*** Task material
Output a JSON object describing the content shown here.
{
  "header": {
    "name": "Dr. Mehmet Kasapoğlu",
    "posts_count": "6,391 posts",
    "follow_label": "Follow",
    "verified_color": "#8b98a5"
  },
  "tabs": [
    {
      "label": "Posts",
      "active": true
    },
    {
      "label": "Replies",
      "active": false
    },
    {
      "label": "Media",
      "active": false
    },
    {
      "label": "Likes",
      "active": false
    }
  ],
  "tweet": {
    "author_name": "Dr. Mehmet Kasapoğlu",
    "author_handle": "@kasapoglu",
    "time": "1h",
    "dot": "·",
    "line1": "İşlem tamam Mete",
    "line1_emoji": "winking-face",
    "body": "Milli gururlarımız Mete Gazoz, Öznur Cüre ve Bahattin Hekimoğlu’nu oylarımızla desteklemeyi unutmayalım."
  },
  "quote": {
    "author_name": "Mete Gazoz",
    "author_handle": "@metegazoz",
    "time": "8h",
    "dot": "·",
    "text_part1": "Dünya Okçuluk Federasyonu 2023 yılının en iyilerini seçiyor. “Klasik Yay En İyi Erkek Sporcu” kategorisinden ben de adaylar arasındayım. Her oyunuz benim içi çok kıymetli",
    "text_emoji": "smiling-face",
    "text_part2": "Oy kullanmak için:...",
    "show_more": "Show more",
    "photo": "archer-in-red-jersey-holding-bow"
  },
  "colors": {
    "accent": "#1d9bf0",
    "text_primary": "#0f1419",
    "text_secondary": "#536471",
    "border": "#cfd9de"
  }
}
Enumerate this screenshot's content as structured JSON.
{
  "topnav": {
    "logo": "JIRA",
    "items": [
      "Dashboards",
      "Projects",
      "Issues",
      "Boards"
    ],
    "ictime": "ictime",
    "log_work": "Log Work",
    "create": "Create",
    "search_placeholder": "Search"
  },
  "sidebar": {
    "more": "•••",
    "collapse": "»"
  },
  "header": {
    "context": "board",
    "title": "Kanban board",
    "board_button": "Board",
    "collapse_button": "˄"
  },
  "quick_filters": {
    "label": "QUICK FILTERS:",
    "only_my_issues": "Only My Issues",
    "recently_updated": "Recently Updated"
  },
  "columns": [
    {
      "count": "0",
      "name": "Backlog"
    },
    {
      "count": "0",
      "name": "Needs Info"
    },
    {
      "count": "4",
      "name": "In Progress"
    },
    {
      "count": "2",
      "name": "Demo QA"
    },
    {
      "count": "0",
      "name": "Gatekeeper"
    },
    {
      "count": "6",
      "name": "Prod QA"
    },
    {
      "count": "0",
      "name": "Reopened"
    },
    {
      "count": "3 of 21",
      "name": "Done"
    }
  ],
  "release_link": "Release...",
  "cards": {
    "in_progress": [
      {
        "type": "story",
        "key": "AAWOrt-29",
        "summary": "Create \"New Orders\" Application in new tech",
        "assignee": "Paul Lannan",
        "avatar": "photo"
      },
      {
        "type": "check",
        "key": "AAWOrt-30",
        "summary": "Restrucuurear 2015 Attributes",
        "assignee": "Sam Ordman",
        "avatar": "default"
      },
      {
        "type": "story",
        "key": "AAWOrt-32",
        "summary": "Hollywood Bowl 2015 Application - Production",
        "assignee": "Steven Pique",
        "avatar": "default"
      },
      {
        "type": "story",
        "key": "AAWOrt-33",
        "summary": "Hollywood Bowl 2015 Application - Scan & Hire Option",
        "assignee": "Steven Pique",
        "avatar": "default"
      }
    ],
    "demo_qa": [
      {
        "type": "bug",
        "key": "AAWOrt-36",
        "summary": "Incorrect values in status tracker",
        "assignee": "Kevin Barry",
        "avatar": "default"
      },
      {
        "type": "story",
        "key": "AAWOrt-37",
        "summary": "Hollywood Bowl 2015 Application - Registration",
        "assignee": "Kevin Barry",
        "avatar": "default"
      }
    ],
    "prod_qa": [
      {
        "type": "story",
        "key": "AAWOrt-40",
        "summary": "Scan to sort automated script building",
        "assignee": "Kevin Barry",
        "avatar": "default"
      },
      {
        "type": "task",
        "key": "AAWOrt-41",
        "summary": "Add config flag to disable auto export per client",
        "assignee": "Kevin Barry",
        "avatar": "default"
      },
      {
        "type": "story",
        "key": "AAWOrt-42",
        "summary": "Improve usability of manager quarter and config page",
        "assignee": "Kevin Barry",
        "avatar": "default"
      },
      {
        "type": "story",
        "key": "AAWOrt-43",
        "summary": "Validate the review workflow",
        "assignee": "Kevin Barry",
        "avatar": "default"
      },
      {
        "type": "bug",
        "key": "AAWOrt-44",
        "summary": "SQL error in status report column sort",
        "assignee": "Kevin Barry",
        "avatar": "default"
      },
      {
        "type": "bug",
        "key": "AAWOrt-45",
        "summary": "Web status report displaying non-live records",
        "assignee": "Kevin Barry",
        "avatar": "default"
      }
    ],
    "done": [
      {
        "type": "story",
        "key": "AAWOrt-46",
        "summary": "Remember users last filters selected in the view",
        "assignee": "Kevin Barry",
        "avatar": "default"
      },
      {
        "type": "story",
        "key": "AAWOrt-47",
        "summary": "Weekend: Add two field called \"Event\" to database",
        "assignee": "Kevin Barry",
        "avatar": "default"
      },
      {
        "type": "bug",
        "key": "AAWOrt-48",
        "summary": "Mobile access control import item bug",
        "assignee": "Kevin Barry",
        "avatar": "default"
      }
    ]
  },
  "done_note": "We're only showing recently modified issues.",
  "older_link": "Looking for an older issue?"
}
******
#### [Aim]
All of the material above needs to be retyped word for word.

#### [Solution for this problem]
Output a JSON object describing the content shown here.
{
  "header": {
    "name": "Dr. Mehmet Kasapoğlu",
    "posts_count": "6,391 posts",
    "follow_label": "Follow",
    "verified_color": "#8b98a5"
  },
  "tabs": [
    {
      "label": "Posts",
      "active": true
    },
    {
      "label": "Replies",
      "active": false
    },
    {
      "label": "Media",
      "active": false
    },
    {
      "label": "Likes",
      "active": false
    }
  ],
  "tweet": {
    "author_name": "Dr. Mehmet Kasapoğlu",
    "author_handle": "@kasapoglu",
    "time": "1h",
    "dot": "·",
    "line1": "İşlem tamam Mete",
    "line1_emoji": "winking-face",
    "body": "Milli gururlarımız Mete Gazoz, Öznur Cüre ve Bahattin Hekimoğlu’nu oylarımızla desteklemeyi unutmayalım."
  },
  "quote": {
    "author_name": "Mete Gazoz",
    "author_handle": "@metegazoz",
    "time": "8h",
    "dot": "·",
    "text_part1": "Dünya Okçuluk Federasyonu 2023 yılının en iyilerini seçiyor. “Klasik Yay En İyi Erkek Sporcu” kategorisinden ben de adaylar arasındayım. Her oyunuz benim içi çok kıymetli",
    "text_emoji": "smiling-face",
    "text_part2": "Oy kullanmak için:...",
    "show_more": "Show more",
    "photo": "archer-in-red-jersey-holding-bow"
  },
  "colors": {
    "accent": "#1d9bf0",
    "text_primary": "#0f1419",
    "text_secondary": "#536471",
    "border": "#cfd9de"
  }
}
Enumerate this screenshot's content as structured JSON.
{
  "topnav": {
    "logo": "JIRA",
    "items": [
      "Dashboards",
      "Projects",
      "Issues",
      "Boards"
    ],
    "ictime": "ictime",
    "log_work": "Log Work",
    "create": "Create",
    "search_placeholder": "Search"
  },
  "sidebar": {
    "more": "•••",
    "collapse": "»"
  },
  "header": {
    "context": "board",
    "title": "Kanban board",
    "board_button": "Board",
    "collapse_button": "˄"
  },
  "quick_filters": {
    "label": "QUICK FILTERS:",
    "only_my_issues": "Only My Issues",
    "recently_updated": "Recently Updated"
  },
  "columns": [
    {
      "count": "0",
      "name": "Backlog"
    },
    {
      "count": "0",
      "name": "Needs Info"
    },
    {
      "count": "4",
      "name": "In Progress"
    },
    {
      "count": "2",
      "name": "Demo QA"
    },
    {
      "count": "0",
      "name": "Gatekeeper"
    },
    {
      "count": "6",
      "name": "Prod QA"
    },
    {
      "count": "0",
      "name": "Reopened"
    },
    {
      "count": "3 of 21",
      "name": "Done"
    }
  ],
  "release_link": "Release...",
  "cards": {
    "in_progress": [
      {
        "type": "story",
        "key": "AAWOrt-29",
        "summary": "Create \"New Orders\" Application in new tech",
        "assignee": "Paul Lannan",
        "avatar": "photo"
      },
      {
        "type": "check",
        "key": "AAWOrt-30",
        "summary": "Restrucuurear 2015 Attributes",
        "assignee": "Sam Ordman",
        "avatar": "default"
      },
      {
        "type": "story",
        "key": "AAWOrt-32",
        "summary": "Hollywood Bowl 2015 Application - Production",
        "assignee": "Steven Pique",
        "avatar": "default"
      },
      {
        "type": "story",
        "key": "AAWOrt-33",
        "summary": "Hollywood Bowl 2015 Application - Scan & Hire Option",
        "assignee": "Steven Pique",
        "avatar": "default"
      }
    ],
    "demo_qa": [
      {
        "type": "bug",
        "key": "AAWOrt-36",
        "summary": "Incorrect values in status tracker",
        "assignee": "Kevin Barry",
        "avatar": "default"
      },
      {
        "type": "story",
        "key": "AAWOrt-37",
        "summary": "Hollywood Bowl 2015 Application - Registration",
        "assignee": "Kevin Barry",
        "avatar": "default"
      }
    ],
    "prod_qa": [
      {
        "type": "story",
        "key": "AAWOrt-40",
        "summary": "Scan to sort automated script building",
        "assignee": "Kevin Barry",
        "avatar": "default"
      },
      {
        "type": "task",
        "key": "AAWOrt-41",
        "summary": "Add config flag to disable auto export per client",
        "assignee": "Kevin Barry",
        "avatar": "default"
      },
      {
        "type": "story",
        "key": "AAWOrt-42",
        "summary": "Improve usability of manager quarter and config page",
        "assignee": "Kevin Barry",
        "avatar": "default"
      },
      {
        "type": "story",
        "key": "AAWOrt-43",
        "summary": "Validate the review workflow",
        "assignee": "Kevin Barry",
        "avatar": "default"
      },
      {
        "type": "bug",
        "key": "AAWOrt-44",
        "summary": "SQL error in status report column sort",
        "assignee": "Kevin Barry",
        "avatar": "default"
      },
      {
        "type": "bug",
        "key": "AAWOrt-45",
        "summary": "Web status report displaying non-live records",
        "assignee": "Kevin Barry",
        "avatar": "default"
      }
    ],
    "done": [
      {
        "type": "story",
        "key": "AAWOrt-46",
        "summary": "Remember users last filters selected in the view",
        "assignee": "Kevin Barry",
        "avatar": "default"
      },
      {
        "type": "story",
        "key": "AAWOrt-47",
        "summary": "Weekend: Add two field called \"Event\" to database",
        "assignee": "Kevin Barry",
        "avatar": "default"
      },
      {
        "type": "bug",
        "key": "AAWOrt-48",
        "summary": "Mobile access control import item bug",
        "assignee": "Kevin Barry",
        "avatar": "default"
      }
    ]
  },
  "done_note": "We're only showing recently modified issues.",
  "older_link": "Looking for an older issue?"
}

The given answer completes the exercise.